__DIRECTIONS FOR THIS TASK__
How many lines in the listing below include the word "screenshot"? Answer with the number and nothing else.

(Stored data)
* * * *
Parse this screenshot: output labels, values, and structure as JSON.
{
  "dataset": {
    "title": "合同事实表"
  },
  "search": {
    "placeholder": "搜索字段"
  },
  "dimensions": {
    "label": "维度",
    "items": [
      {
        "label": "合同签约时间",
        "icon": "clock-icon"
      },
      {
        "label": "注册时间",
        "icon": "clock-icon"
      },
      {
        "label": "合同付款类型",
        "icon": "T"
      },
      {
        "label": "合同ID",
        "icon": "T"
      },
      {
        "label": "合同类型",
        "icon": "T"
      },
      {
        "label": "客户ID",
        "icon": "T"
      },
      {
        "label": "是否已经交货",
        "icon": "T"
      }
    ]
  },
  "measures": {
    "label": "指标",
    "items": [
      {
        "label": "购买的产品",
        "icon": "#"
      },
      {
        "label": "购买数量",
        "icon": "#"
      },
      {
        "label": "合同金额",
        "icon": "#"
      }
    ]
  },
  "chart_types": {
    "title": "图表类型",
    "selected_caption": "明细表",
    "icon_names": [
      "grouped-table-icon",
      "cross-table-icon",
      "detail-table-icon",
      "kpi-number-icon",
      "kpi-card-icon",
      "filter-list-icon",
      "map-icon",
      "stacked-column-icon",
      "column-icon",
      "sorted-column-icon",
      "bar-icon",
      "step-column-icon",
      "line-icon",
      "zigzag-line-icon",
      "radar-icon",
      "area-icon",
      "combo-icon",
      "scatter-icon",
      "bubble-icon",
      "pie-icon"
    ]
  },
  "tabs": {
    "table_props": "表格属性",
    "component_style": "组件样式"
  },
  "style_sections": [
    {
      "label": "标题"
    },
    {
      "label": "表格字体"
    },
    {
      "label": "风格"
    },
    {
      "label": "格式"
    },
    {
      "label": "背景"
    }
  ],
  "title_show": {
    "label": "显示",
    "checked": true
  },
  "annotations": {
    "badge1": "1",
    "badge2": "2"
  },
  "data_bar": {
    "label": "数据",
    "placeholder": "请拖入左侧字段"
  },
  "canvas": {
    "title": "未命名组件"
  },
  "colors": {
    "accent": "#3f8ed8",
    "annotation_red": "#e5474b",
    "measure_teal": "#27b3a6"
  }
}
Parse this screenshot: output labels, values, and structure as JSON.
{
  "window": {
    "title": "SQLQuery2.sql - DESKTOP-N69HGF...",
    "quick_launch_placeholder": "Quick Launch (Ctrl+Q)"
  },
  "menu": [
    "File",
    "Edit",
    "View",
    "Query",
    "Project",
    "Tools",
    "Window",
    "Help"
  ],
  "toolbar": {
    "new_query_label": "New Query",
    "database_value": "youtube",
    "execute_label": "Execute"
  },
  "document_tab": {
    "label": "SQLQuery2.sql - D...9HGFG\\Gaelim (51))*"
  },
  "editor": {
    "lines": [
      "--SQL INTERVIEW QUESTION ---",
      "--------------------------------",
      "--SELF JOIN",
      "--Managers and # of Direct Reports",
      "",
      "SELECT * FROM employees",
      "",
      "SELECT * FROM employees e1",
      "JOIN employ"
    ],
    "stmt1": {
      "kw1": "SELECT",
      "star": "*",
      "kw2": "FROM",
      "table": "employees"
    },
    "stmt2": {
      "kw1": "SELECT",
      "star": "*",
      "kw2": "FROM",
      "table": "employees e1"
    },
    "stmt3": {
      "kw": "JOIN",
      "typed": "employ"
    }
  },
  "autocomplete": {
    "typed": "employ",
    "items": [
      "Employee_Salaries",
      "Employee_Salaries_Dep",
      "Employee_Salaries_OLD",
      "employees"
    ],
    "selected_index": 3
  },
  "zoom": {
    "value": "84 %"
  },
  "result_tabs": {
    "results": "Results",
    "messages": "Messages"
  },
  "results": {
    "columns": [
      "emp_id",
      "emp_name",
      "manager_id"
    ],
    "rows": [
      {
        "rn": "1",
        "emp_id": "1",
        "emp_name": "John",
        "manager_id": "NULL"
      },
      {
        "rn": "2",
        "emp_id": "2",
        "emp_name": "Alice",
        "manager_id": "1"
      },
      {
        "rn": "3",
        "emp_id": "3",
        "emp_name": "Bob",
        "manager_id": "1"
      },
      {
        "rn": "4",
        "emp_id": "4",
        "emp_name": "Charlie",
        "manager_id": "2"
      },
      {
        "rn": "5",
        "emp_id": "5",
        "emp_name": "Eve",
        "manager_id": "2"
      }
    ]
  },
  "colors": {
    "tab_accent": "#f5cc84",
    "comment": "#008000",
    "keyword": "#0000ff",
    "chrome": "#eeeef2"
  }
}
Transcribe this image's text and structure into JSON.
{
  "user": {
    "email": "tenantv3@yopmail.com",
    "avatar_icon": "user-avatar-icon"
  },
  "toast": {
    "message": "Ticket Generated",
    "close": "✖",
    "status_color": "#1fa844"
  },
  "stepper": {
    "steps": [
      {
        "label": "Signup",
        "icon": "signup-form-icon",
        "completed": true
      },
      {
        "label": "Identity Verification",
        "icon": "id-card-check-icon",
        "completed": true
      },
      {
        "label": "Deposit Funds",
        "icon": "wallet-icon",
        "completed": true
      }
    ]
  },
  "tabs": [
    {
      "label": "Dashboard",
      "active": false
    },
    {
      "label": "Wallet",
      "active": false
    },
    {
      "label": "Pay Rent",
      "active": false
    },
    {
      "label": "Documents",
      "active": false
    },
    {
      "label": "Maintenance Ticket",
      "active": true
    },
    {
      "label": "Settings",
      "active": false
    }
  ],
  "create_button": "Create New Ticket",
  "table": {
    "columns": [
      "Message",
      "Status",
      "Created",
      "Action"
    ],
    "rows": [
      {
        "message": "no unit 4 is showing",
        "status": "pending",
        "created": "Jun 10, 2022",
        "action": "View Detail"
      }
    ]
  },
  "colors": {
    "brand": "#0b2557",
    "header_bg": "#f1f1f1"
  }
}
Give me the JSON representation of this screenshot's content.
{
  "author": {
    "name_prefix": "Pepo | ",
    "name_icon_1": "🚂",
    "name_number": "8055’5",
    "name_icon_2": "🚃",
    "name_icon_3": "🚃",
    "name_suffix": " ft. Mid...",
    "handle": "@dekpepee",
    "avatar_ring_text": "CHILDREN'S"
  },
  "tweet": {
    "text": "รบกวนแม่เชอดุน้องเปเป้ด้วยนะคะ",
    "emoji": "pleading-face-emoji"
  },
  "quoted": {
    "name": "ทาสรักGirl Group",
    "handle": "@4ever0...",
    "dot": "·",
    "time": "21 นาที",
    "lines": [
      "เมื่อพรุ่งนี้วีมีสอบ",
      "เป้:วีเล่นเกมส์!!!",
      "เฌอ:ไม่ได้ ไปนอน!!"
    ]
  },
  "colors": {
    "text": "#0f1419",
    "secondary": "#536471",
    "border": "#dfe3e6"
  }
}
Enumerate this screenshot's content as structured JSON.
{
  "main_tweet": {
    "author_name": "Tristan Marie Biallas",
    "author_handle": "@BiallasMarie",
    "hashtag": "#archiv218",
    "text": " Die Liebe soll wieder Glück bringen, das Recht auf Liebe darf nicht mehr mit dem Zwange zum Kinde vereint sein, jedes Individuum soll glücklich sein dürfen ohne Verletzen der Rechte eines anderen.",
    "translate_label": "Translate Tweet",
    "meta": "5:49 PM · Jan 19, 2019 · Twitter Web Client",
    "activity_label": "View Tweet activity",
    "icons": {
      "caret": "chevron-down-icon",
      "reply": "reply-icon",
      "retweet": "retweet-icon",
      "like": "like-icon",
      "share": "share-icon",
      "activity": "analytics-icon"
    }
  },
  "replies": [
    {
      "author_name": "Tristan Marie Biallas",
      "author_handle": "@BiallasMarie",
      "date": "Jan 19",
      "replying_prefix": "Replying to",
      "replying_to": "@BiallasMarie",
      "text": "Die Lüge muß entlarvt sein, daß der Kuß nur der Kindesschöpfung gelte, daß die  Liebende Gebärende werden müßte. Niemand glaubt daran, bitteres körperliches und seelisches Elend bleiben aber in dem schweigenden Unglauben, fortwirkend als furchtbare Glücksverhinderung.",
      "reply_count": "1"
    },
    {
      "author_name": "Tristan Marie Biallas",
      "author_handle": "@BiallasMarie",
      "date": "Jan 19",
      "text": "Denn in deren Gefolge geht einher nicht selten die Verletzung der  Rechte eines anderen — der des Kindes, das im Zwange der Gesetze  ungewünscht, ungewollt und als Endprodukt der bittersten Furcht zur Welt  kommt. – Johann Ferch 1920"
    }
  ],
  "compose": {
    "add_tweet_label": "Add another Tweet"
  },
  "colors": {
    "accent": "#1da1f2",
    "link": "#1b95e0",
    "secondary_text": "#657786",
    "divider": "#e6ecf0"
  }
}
* * * *
__RESULT BELOW__
4